From the entries below, tally how many lines contain "HORAS" and report only that figure.

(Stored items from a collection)
◇ ◇ ◇
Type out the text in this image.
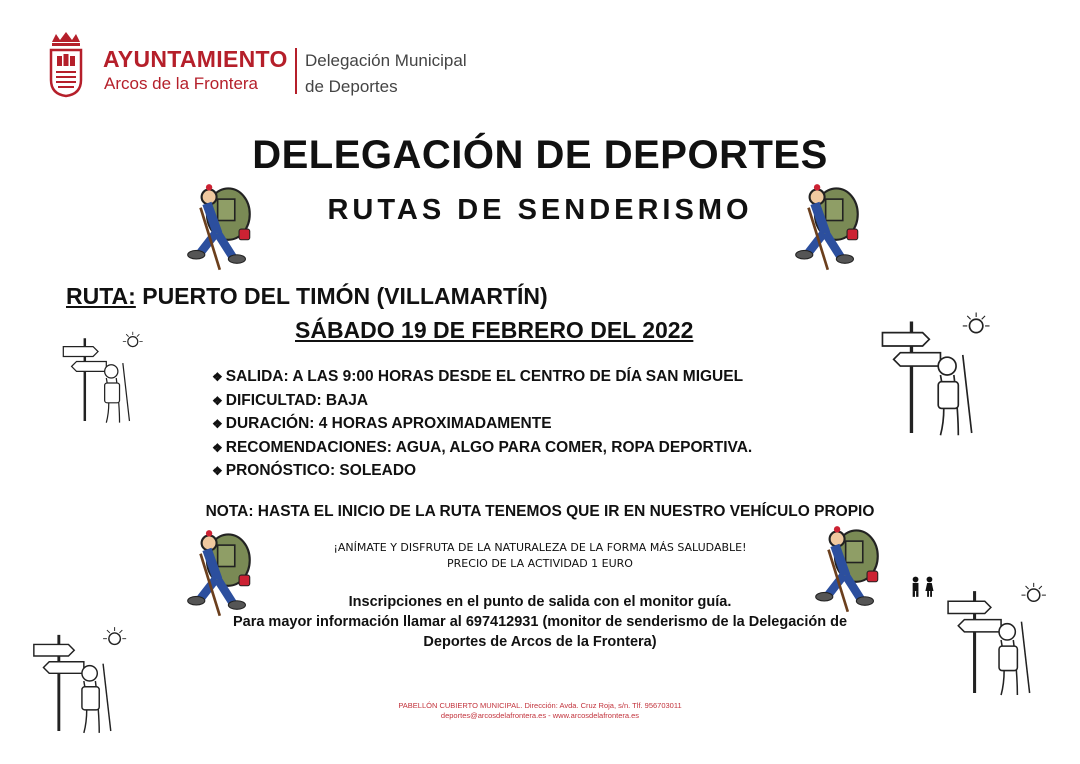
AYUNTAMIENTO
Arcos de la Frontera
Delegación Municipal
de Deportes
DELEGACIÓN DE DEPORTES
RUTAS DE SENDERISMO
RUTA: PUERTO DEL TIMÓN (VILLAMARTÍN)
SÁBADO 19 DE FEBRERO DEL 2022
❖ SALIDA: A LAS 9:00 HORAS DESDE EL CENTRO DE DÍA SAN MIGUEL
❖ DIFICULTAD: BAJA
❖ DURACIÓN: 4 HORAS APROXIMADAMENTE
❖ RECOMENDACIONES: AGUA, ALGO PARA COMER, ROPA DEPORTIVA.
❖ PRONÓSTICO: SOLEADO
NOTA: HASTA EL INICIO DE LA RUTA TENEMOS QUE IR EN NUESTRO VEHÍCULO PROPIO
¡ANÍMATE Y DISFRUTA DE LA NATURALEZA DE LA FORMA MÁS SALUDABLE!
PRECIO DE LA ACTIVIDAD 1 EURO
Inscripciones en el punto de salida con el monitor guía.
Para mayor información llamar al 697412931 (monitor de senderismo de la Delegación de
Deportes de Arcos de la Frontera)
PABELLÓN CUBIERTO MUNICIPAL. Dirección: Avda. Cruz Roja, s/n. Tlf. 956703011
deportes@arcosdelafrontera.es - www.arcosdelafrontera.es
◇ ◇ ◇
Right answer »
2